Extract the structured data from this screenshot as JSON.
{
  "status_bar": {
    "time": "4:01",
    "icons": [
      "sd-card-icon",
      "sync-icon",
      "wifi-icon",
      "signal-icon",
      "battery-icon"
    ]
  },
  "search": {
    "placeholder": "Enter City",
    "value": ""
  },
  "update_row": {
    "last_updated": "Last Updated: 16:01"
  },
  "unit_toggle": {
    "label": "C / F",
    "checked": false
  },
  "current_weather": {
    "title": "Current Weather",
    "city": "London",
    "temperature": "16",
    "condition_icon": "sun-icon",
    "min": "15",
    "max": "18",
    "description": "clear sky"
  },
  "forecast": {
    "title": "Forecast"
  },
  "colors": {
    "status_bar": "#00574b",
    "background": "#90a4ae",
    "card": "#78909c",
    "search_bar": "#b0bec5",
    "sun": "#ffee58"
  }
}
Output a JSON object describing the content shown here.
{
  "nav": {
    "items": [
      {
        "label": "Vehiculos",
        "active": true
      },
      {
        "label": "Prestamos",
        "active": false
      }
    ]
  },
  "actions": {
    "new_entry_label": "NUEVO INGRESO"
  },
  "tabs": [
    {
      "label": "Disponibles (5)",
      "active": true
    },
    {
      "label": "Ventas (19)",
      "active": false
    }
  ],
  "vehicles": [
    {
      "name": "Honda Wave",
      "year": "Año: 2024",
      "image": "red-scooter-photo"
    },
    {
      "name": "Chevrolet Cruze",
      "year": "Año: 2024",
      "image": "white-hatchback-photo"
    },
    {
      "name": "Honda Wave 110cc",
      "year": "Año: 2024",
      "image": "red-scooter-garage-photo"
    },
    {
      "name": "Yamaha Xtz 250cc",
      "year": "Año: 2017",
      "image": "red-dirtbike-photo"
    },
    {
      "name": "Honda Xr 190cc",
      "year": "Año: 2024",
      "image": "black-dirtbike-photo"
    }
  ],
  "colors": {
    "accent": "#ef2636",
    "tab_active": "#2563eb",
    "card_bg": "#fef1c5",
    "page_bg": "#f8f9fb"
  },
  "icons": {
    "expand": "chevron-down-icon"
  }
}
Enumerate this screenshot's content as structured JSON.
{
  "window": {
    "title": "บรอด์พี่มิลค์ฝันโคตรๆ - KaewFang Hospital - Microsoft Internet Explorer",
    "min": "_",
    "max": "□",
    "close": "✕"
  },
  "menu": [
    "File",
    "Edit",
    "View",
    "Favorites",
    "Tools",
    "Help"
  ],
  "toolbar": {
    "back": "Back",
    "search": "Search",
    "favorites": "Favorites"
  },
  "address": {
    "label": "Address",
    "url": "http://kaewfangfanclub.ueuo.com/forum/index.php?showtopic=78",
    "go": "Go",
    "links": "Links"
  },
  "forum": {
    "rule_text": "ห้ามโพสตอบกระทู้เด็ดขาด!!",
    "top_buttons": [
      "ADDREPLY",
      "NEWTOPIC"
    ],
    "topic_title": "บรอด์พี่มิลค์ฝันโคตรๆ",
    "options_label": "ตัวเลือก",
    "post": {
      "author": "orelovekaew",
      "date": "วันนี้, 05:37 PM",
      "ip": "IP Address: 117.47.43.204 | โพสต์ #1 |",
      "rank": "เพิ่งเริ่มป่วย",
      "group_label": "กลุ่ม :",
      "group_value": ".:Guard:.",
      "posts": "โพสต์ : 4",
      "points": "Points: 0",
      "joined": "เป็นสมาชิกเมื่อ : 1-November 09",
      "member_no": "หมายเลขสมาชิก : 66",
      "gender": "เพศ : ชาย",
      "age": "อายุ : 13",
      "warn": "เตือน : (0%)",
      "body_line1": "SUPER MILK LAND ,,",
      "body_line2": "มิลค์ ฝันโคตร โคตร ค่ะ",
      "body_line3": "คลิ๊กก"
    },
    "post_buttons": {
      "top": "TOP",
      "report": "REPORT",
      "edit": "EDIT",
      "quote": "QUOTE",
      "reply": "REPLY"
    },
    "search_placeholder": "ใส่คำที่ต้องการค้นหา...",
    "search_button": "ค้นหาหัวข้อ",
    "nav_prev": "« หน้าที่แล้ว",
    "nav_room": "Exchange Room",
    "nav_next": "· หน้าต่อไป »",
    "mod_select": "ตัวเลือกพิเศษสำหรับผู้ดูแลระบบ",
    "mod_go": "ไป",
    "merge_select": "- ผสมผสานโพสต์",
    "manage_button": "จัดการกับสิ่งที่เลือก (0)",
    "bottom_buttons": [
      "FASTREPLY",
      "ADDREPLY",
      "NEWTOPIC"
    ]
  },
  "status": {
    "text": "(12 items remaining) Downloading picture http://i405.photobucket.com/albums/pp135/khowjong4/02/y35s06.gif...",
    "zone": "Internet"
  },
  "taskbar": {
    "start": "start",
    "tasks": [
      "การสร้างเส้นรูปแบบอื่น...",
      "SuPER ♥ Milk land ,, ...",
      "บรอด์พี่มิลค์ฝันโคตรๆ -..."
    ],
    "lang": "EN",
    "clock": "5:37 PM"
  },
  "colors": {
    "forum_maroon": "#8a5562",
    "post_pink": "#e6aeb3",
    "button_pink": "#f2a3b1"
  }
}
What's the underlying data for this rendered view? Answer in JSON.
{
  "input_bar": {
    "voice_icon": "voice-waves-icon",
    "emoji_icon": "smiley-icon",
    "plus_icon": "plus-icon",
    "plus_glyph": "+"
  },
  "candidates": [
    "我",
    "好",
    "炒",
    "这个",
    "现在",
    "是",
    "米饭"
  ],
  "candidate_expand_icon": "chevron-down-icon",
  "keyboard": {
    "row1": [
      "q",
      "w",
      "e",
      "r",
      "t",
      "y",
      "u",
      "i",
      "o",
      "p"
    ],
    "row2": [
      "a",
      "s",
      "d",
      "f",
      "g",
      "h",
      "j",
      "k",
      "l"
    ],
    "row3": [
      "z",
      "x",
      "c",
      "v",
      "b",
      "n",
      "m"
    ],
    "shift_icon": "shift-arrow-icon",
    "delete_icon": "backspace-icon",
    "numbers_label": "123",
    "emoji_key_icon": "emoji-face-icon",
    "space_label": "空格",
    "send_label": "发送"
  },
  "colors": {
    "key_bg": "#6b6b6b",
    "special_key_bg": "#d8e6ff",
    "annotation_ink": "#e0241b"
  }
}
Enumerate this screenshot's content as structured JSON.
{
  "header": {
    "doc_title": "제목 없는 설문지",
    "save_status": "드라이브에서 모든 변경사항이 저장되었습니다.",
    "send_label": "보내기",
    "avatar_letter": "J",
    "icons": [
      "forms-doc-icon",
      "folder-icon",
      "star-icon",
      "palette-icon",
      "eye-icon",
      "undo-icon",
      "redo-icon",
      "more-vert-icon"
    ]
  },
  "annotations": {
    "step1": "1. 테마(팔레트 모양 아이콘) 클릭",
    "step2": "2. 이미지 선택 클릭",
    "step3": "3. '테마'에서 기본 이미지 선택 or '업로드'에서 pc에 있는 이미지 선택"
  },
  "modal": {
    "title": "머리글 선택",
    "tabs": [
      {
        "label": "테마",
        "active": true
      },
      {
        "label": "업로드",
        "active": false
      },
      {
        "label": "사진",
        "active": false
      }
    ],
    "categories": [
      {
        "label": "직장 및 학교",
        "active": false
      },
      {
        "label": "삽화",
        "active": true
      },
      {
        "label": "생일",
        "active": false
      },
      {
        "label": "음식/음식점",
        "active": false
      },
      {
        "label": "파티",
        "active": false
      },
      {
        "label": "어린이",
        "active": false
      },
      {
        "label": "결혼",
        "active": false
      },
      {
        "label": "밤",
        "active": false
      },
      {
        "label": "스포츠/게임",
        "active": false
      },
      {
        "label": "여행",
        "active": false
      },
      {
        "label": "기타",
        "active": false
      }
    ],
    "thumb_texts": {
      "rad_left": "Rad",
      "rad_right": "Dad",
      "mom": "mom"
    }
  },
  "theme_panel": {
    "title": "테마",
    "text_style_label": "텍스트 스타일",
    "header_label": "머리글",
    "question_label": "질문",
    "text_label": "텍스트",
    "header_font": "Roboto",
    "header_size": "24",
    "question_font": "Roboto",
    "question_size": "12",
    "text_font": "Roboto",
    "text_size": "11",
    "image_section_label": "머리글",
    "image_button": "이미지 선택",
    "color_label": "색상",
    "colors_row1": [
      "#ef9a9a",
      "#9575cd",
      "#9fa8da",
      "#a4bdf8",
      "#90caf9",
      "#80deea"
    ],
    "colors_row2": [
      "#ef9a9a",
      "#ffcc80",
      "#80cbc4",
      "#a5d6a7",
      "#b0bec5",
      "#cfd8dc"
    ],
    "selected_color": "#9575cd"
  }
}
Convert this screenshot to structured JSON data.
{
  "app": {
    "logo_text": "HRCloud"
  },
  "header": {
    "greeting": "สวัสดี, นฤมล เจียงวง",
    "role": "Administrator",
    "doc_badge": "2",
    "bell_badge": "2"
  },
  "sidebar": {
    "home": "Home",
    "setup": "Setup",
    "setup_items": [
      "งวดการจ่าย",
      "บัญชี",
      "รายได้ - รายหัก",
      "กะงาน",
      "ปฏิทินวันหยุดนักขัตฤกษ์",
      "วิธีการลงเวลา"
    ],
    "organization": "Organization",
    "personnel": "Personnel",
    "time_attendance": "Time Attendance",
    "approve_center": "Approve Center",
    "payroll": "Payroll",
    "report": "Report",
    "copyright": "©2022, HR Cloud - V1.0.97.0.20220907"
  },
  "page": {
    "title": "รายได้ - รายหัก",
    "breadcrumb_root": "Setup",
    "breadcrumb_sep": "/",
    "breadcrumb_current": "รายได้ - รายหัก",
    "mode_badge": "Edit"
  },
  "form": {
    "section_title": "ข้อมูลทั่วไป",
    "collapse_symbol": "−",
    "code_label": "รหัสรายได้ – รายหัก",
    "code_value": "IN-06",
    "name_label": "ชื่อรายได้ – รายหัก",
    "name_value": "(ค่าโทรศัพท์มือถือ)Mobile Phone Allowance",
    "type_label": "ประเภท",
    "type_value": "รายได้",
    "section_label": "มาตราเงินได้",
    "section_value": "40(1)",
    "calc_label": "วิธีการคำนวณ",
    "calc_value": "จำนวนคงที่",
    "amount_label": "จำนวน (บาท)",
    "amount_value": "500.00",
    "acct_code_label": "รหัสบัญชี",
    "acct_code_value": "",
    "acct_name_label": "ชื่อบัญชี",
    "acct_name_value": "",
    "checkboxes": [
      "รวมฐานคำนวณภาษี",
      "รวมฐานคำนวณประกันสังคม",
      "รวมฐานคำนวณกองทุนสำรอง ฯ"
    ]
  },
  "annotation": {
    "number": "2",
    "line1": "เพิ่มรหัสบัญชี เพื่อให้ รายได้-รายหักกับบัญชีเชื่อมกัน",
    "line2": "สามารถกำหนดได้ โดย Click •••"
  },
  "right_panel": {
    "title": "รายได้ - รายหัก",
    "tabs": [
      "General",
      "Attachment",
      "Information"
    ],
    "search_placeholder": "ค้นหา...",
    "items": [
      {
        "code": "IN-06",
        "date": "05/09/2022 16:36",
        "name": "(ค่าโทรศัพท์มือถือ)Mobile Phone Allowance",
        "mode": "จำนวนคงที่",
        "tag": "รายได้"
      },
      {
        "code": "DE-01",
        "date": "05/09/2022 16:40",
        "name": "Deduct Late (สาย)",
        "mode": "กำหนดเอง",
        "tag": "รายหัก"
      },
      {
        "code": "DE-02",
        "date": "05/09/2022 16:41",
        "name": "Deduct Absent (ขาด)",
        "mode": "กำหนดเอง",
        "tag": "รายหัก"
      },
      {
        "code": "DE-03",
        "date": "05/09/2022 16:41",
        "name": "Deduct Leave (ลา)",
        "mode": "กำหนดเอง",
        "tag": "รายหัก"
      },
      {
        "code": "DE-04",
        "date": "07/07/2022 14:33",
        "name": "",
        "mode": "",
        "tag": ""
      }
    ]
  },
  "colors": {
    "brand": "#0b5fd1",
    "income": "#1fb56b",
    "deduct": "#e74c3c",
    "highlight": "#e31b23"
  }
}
★ ★ ★ ★
- [TASK GOAL] Check each line of the records above for "structured", and copy those that have it.

- [RIGHT ANSWER]
Extract the structured data from this screenshot as JSON.
Enumerate this screenshot's content as structured JSON.
Enumerate this screenshot's content as structured JSON.
Convert this screenshot to structured JSON data.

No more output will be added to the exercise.